◆ Goal ◆
Read the entries below and pull out each line with the string "Florida".

Collection entries:
════════════════════

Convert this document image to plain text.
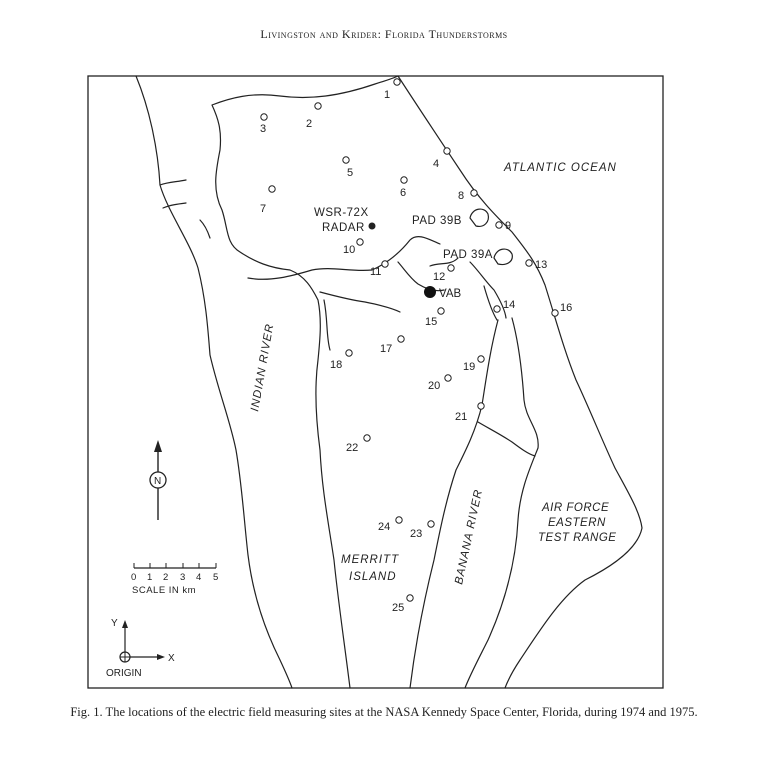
Livingston and Krider: Florida Thunderstorms
1
2
3
4
5
6
7
8
9
10
11	12
13
14
15
16
17
18	19
20
21
22
23
24
25
ATLANTIC OCEAN
WSR-72X
RADAR
PAD 39B
PAD 39A
VAB
INDIAN RIVER
BANANA RIVER
MERRITT
ISLAND
AIR FORCE
EASTERN
TEST RANGE
N
0 1 2 3 4 5
SCALE IN km
Y
X
ORIGIN
Fig. 1. The locations of the electric field measuring sites at the NASA Kennedy Space Center, Florida, during 1974 and 1975.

════════════════════

◆ Reply to the exercise ◆
Livingston and Krider: Florida Thunderstorms
Fig. 1. The locations of the electric field measuring sites at the NASA Kennedy Space Center, Florida, during 1974 and 1975.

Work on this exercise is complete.